Task details –
List all lines of the data containing the word "交行政部经理审核".

Exercise input –
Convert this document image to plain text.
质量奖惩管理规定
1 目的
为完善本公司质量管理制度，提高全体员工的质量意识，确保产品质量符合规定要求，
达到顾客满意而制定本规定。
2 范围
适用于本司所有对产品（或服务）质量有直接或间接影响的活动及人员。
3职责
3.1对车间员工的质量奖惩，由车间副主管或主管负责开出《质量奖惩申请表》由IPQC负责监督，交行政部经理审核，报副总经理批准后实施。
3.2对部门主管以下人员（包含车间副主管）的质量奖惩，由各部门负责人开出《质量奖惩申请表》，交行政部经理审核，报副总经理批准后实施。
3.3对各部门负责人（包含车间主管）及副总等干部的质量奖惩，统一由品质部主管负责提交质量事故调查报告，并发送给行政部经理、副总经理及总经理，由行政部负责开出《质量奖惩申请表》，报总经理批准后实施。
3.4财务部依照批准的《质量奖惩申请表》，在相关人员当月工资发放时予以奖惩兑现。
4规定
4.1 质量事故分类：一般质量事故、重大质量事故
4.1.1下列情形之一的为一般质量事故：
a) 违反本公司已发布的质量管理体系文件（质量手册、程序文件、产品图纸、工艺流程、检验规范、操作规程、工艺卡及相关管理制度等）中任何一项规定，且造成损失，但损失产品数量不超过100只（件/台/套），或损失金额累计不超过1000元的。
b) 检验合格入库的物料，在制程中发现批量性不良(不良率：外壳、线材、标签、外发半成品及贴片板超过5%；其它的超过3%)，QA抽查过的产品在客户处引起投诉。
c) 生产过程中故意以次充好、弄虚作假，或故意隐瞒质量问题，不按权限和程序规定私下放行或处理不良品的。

Solution for this task –
3.1对车间员工的质量奖惩，由车间副主管或主管负责开出《质量奖惩申请表》由IPQC负责监督，交行政部经理审核，报副总经理批准后实施。
3.2对部门主管以下人员（包含车间副主管）的质量奖惩，由各部门负责人开出《质量奖惩申请表》，交行政部经理审核，报副总经理批准后实施。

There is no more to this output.